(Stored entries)
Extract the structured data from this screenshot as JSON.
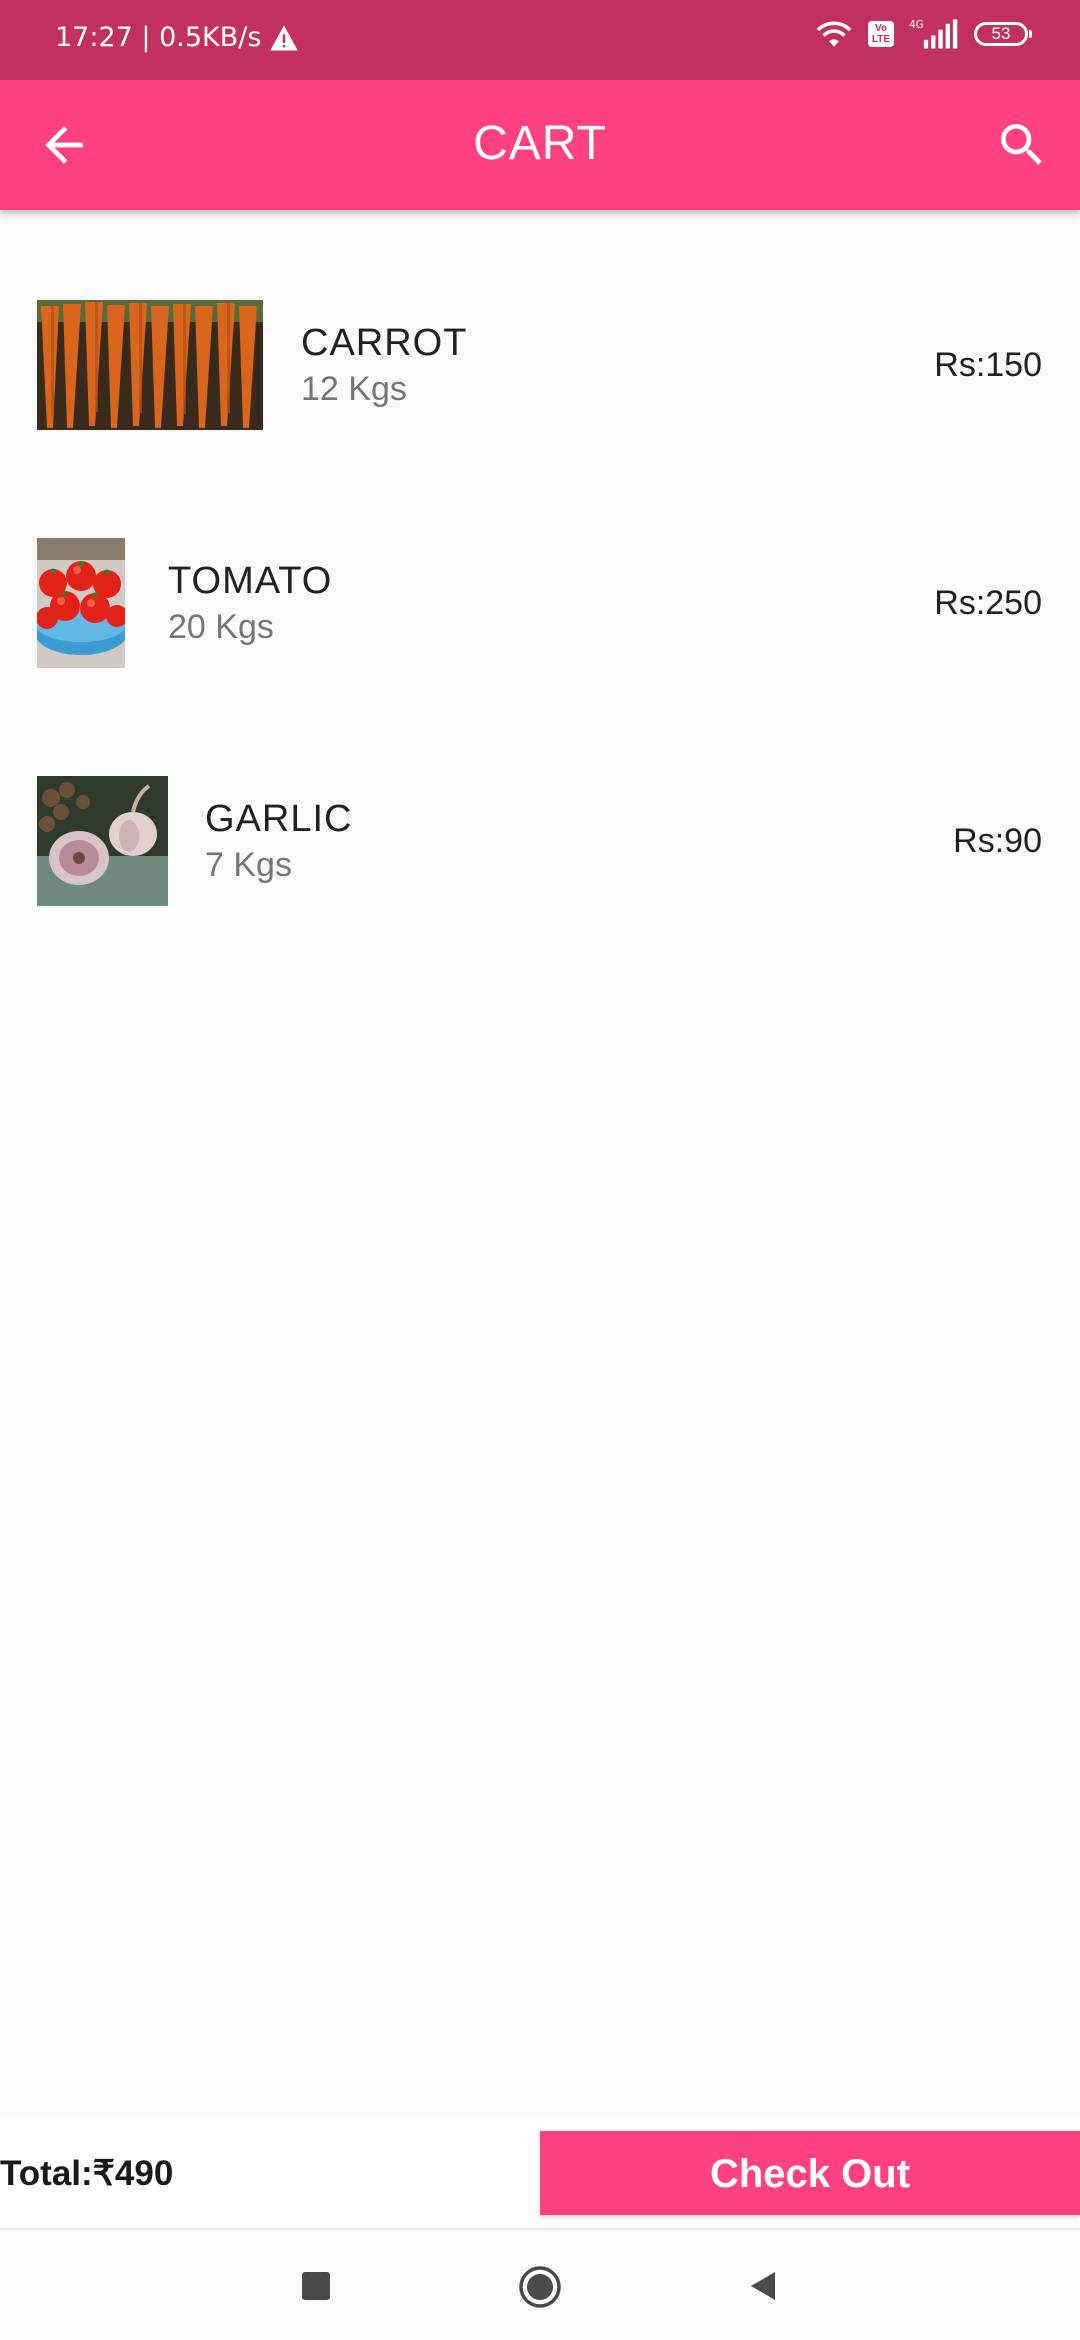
{
  "status_bar": {
    "time_speed": "17:27 | 0.5KB/s",
    "volte": "Vo\nLTE",
    "network": "4G",
    "battery": "53"
  },
  "app_bar": {
    "title": "CART",
    "back_icon": "arrow-back-icon",
    "search_icon": "search-icon"
  },
  "cart": {
    "items": [
      {
        "name": "CARROT",
        "quantity": "12 Kgs",
        "price": "Rs:150",
        "image": "carrot-image"
      },
      {
        "name": "TOMATO",
        "quantity": "20 Kgs",
        "price": "Rs:250",
        "image": "tomato-image"
      },
      {
        "name": "GARLIC",
        "quantity": "7 Kgs",
        "price": "Rs:90",
        "image": "garlic-image"
      }
    ]
  },
  "footer": {
    "total": "Total:₹490",
    "checkout_label": "Check Out"
  },
  "colors": {
    "status_bar": "#c2305f",
    "primary": "#ff4081",
    "background": "#fafafa"
  }
}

(Problem requirements) Go through the listing above and quote it exactly, apart from its images.

(In response)
Extract the structured data from this screenshot as JSON.
{
  "status_bar": {
    "time_speed": "17:27 | 0.5KB/s",
    "volte": "Vo\nLTE",
    "network": "4G",
    "battery": "53"
  },
  "app_bar": {
    "title": "CART",
    "back_icon": "arrow-back-icon",
    "search_icon": "search-icon"
  },
  "cart": {
    "items": [
      {
        "name": "CARROT",
        "quantity": "12 Kgs",
        "price": "Rs:150",
        "image": "carrot-image"
      },
      {
        "name": "TOMATO",
        "quantity": "20 Kgs",
        "price": "Rs:250",
        "image": "tomato-image"
      },
      {
        "name": "GARLIC",
        "quantity": "7 Kgs",
        "price": "Rs:90",
        "image": "garlic-image"
      }
    ]
  },
  "footer": {
    "total": "Total:₹490",
    "checkout_label": "Check Out"
  },
  "colors": {
    "status_bar": "#c2305f",
    "primary": "#ff4081",
    "background": "#fafafa"
  }
}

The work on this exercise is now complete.